# DATA FOR THIS EXERCISE:
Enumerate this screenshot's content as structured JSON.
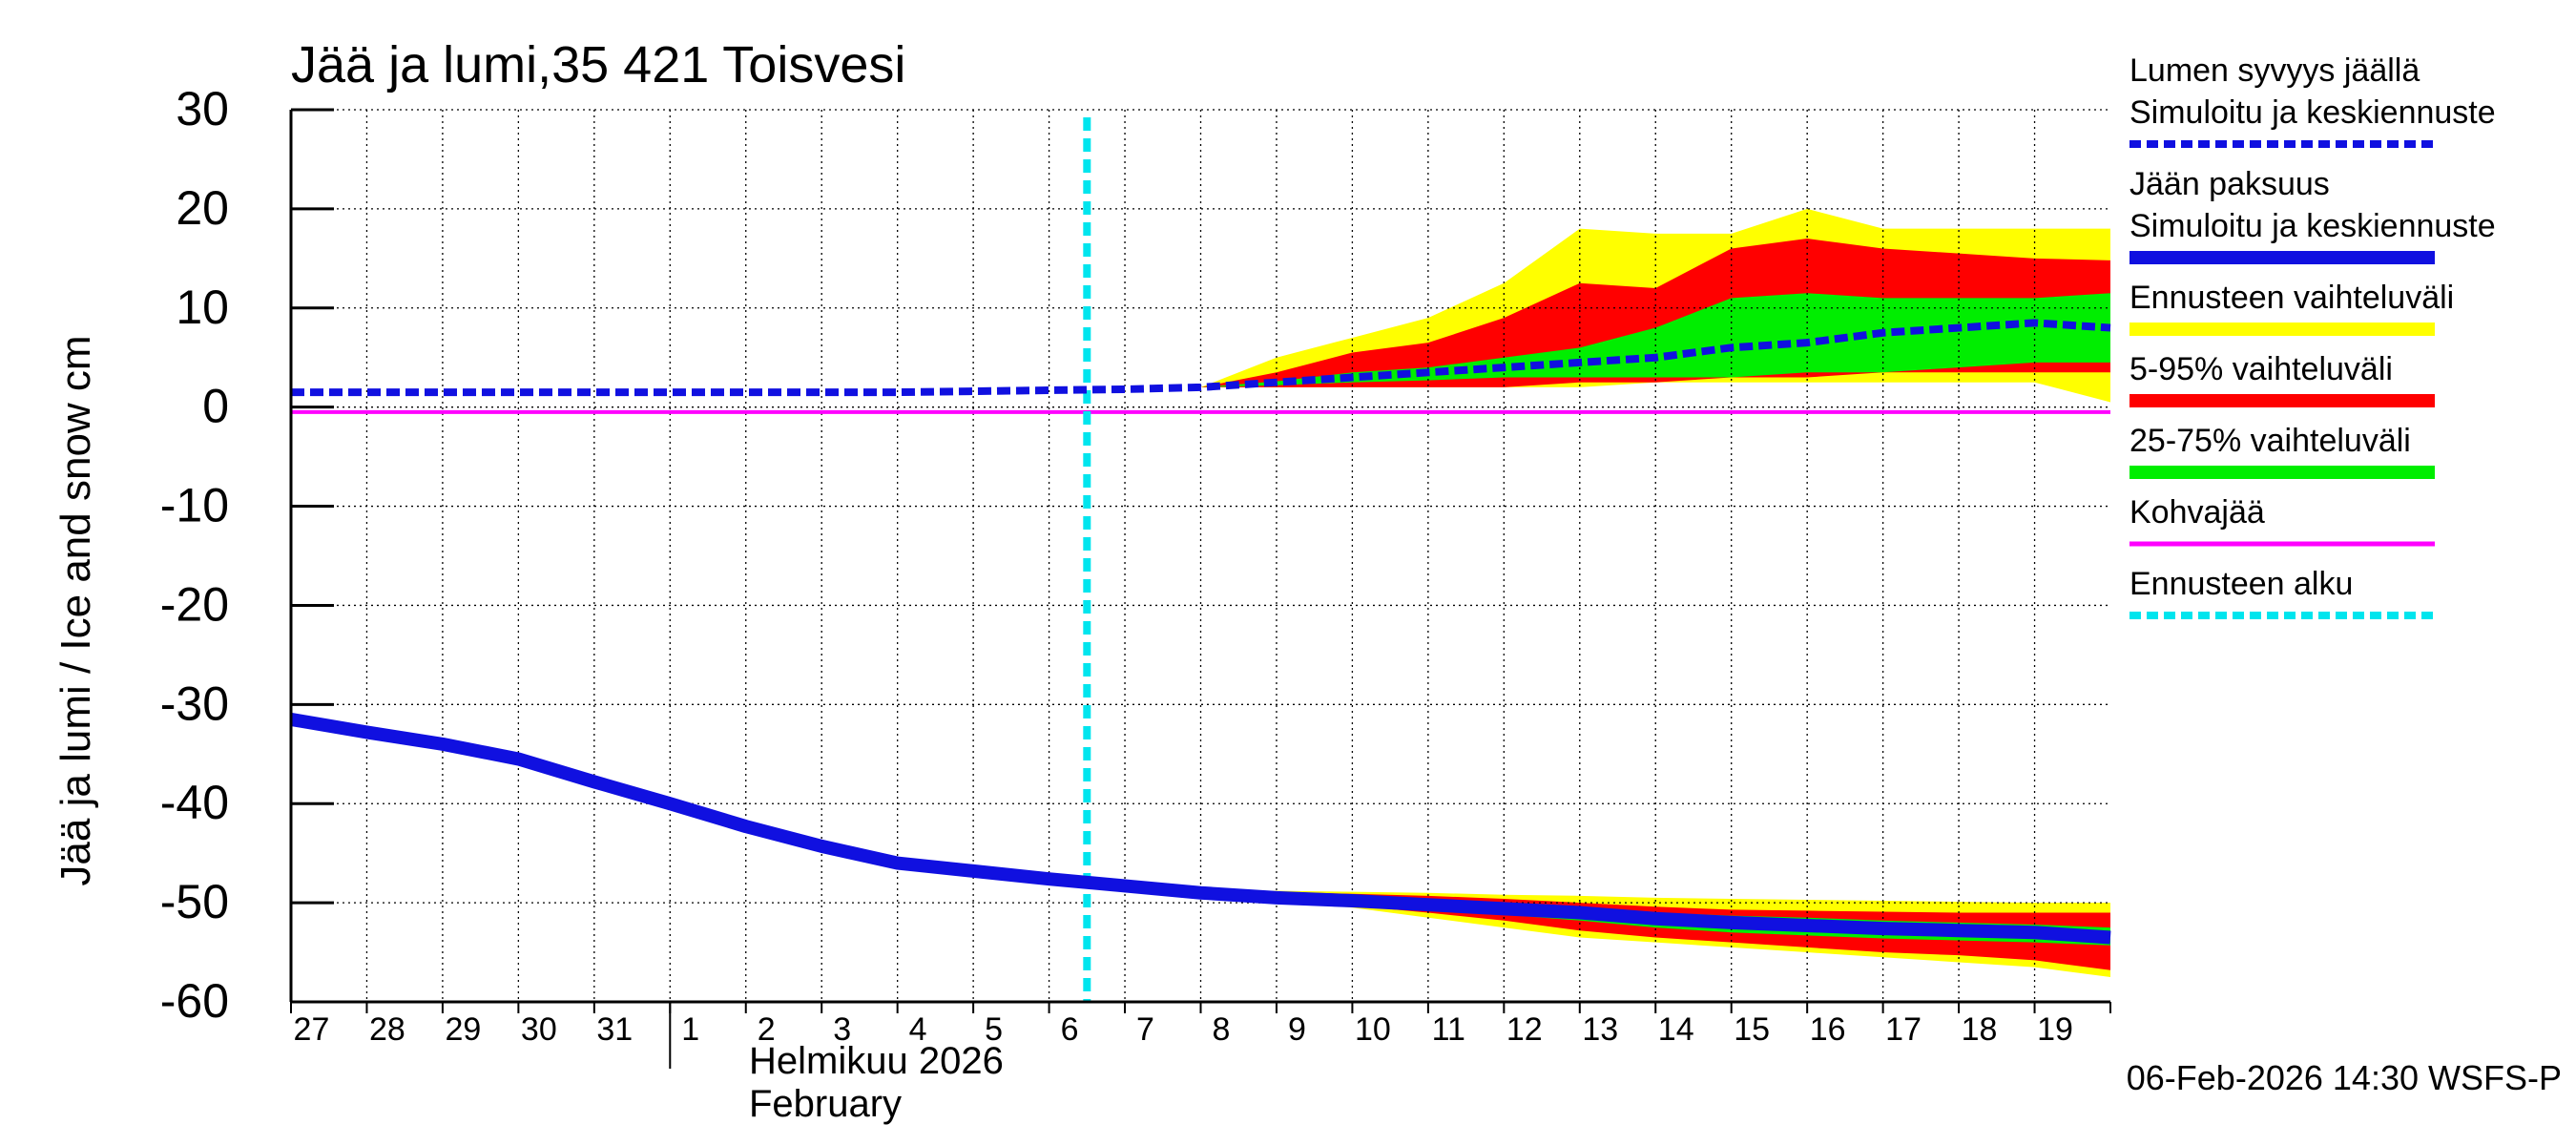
{
  "chart_data": {
    "type": "area",
    "title": "Jää ja lumi,35 421 Toisvesi",
    "ylabel": "Jää ja lumi / Ice and snow    cm",
    "xlabel_fi": "Helmikuu  2026",
    "xlabel_en": "February",
    "ylim": [
      -60,
      30
    ],
    "yticks": [
      30,
      20,
      10,
      0,
      -10,
      -20,
      -30,
      -40,
      -50,
      -60
    ],
    "day_labels": [
      "27",
      "28",
      "29",
      "30",
      "31",
      "1",
      "2",
      "3",
      "4",
      "5",
      "6",
      "7",
      "8",
      "9",
      "10",
      "11",
      "12",
      "13",
      "14",
      "15",
      "16",
      "17",
      "18",
      "19"
    ],
    "x_range_days": [
      0,
      24
    ],
    "month_boundary_day": 5,
    "forecast_start_day": 10.5,
    "frozen_ice_level": -0.5,
    "snow_depth": {
      "x": [
        0,
        1,
        2,
        3,
        4,
        5,
        6,
        7,
        8,
        9,
        10,
        11,
        12,
        13,
        14,
        15,
        16,
        17,
        18,
        19,
        20,
        21,
        22,
        23,
        24
      ],
      "median": [
        1.5,
        1.5,
        1.5,
        1.5,
        1.5,
        1.5,
        1.5,
        1.5,
        1.5,
        1.6,
        1.7,
        1.8,
        2.0,
        2.5,
        3.0,
        3.5,
        4.0,
        4.5,
        5.0,
        6.0,
        6.5,
        7.5,
        8.0,
        8.5,
        8.0
      ],
      "range_min": [
        1.5,
        1.5,
        1.5,
        1.5,
        1.5,
        1.5,
        1.5,
        1.5,
        1.5,
        1.6,
        1.7,
        1.8,
        2.0,
        2.0,
        2.0,
        2.0,
        2.0,
        2.0,
        2.5,
        2.5,
        2.5,
        2.5,
        2.5,
        2.5,
        0.5
      ],
      "range_max": [
        1.5,
        1.5,
        1.5,
        1.5,
        1.5,
        1.5,
        1.5,
        1.5,
        1.5,
        1.6,
        1.7,
        1.8,
        2.0,
        5.0,
        7.0,
        9.0,
        12.5,
        18.0,
        17.5,
        17.5,
        20.0,
        18.0,
        18.0,
        18.0,
        18.0
      ],
      "p5": [
        1.5,
        1.5,
        1.5,
        1.5,
        1.5,
        1.5,
        1.5,
        1.5,
        1.5,
        1.6,
        1.7,
        1.8,
        2.0,
        2.0,
        2.0,
        2.0,
        2.0,
        2.5,
        2.5,
        3.0,
        3.0,
        3.5,
        3.5,
        3.5,
        3.5
      ],
      "p95": [
        1.5,
        1.5,
        1.5,
        1.5,
        1.5,
        1.5,
        1.5,
        1.5,
        1.5,
        1.6,
        1.7,
        1.8,
        2.0,
        3.5,
        5.5,
        6.5,
        9.0,
        12.5,
        12.0,
        16.0,
        17.0,
        16.0,
        15.5,
        15.0,
        14.8
      ],
      "p25": [
        1.5,
        1.5,
        1.5,
        1.5,
        1.5,
        1.5,
        1.5,
        1.5,
        1.5,
        1.6,
        1.7,
        1.8,
        2.0,
        2.2,
        2.5,
        2.7,
        3.0,
        3.0,
        3.0,
        3.0,
        3.5,
        3.5,
        4.0,
        4.5,
        4.5
      ],
      "p75": [
        1.5,
        1.5,
        1.5,
        1.5,
        1.5,
        1.5,
        1.5,
        1.5,
        1.5,
        1.6,
        1.7,
        1.8,
        2.0,
        2.6,
        3.5,
        4.0,
        5.0,
        6.0,
        8.0,
        11.0,
        11.5,
        11.0,
        11.0,
        11.0,
        11.5
      ]
    },
    "ice_thickness": {
      "x": [
        0,
        1,
        2,
        3,
        4,
        5,
        6,
        7,
        8,
        9,
        10,
        11,
        12,
        13,
        14,
        15,
        16,
        17,
        18,
        19,
        20,
        21,
        22,
        23,
        24
      ],
      "median": [
        -31.5,
        -32.8,
        -34.0,
        -35.5,
        -37.8,
        -40.0,
        -42.3,
        -44.3,
        -46.0,
        -46.8,
        -47.6,
        -48.3,
        -49.0,
        -49.5,
        -49.8,
        -50.2,
        -50.6,
        -51.0,
        -51.6,
        -52.0,
        -52.3,
        -52.6,
        -52.8,
        -53.0,
        -53.5
      ],
      "range_top": [
        -31.5,
        -32.8,
        -34.0,
        -35.5,
        -37.8,
        -40.0,
        -42.3,
        -44.3,
        -46.0,
        -46.8,
        -47.6,
        -48.3,
        -48.7,
        -48.8,
        -48.9,
        -49.0,
        -49.2,
        -49.3,
        -49.5,
        -49.6,
        -49.7,
        -49.8,
        -49.9,
        -50.0,
        -50.0
      ],
      "range_bottom": [
        -31.5,
        -32.8,
        -34.0,
        -35.5,
        -37.8,
        -40.0,
        -42.3,
        -44.3,
        -46.0,
        -46.8,
        -47.6,
        -48.3,
        -49.0,
        -49.8,
        -50.5,
        -51.5,
        -52.5,
        -53.5,
        -54.0,
        -54.5,
        -55.0,
        -55.5,
        -56.0,
        -56.5,
        -57.5
      ],
      "p5": [
        -31.5,
        -32.8,
        -34.0,
        -35.5,
        -37.8,
        -40.0,
        -42.3,
        -44.3,
        -46.0,
        -46.8,
        -47.6,
        -48.3,
        -49.0,
        -49.7,
        -50.3,
        -51.0,
        -51.8,
        -52.8,
        -53.5,
        -54.0,
        -54.5,
        -55.0,
        -55.3,
        -55.8,
        -56.8
      ],
      "p95": [
        -31.5,
        -32.8,
        -34.0,
        -35.5,
        -37.8,
        -40.0,
        -42.3,
        -44.3,
        -46.0,
        -46.8,
        -47.6,
        -48.3,
        -48.8,
        -48.9,
        -49.1,
        -49.3,
        -49.6,
        -50.0,
        -50.4,
        -50.7,
        -50.8,
        -50.9,
        -51.0,
        -51.0,
        -51.0
      ],
      "p25": [
        -31.5,
        -32.8,
        -34.0,
        -35.5,
        -37.8,
        -40.0,
        -42.3,
        -44.3,
        -46.0,
        -46.8,
        -47.6,
        -48.3,
        -49.0,
        -49.6,
        -50.0,
        -50.5,
        -51.2,
        -51.8,
        -52.5,
        -53.0,
        -53.3,
        -53.6,
        -53.8,
        -54.0,
        -54.3
      ],
      "p75": [
        -31.5,
        -32.8,
        -34.0,
        -35.5,
        -37.8,
        -40.0,
        -42.3,
        -44.3,
        -46.0,
        -46.8,
        -47.6,
        -48.3,
        -48.9,
        -49.2,
        -49.5,
        -50.0,
        -50.2,
        -50.5,
        -51.0,
        -51.3,
        -51.5,
        -51.8,
        -52.0,
        -52.2,
        -52.5
      ]
    },
    "legend": [
      {
        "lines": [
          "Lumen syvyys jäällä",
          "Simuloitu ja keskiennuste"
        ],
        "color": "#1010e0",
        "style": "dashed"
      },
      {
        "lines": [
          "Jään paksuus",
          "Simuloitu ja keskiennuste"
        ],
        "color": "#1010e0",
        "style": "solid"
      },
      {
        "lines": [
          "Ennusteen vaihteluväli"
        ],
        "color": "#ffff00",
        "style": "solid"
      },
      {
        "lines": [
          "5-95% vaihteluväli"
        ],
        "color": "#ff0000",
        "style": "solid"
      },
      {
        "lines": [
          "25-75% vaihteluväli"
        ],
        "color": "#00ee00",
        "style": "solid"
      },
      {
        "lines": [
          "Kohvajää"
        ],
        "color": "#ff00ff",
        "style": "solid"
      },
      {
        "lines": [
          "Ennusteen alku"
        ],
        "color": "#00e5ee",
        "style": "dashed"
      }
    ],
    "footer": "06-Feb-2026 14:30 WSFS-P"
  }
}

# WHAT IS EXPECTED:
Of the lines above, copy each that contains "Ennusteen".

# SOLUTION:
          "Ennusteen vaihteluväli"
          "Ennusteen alku"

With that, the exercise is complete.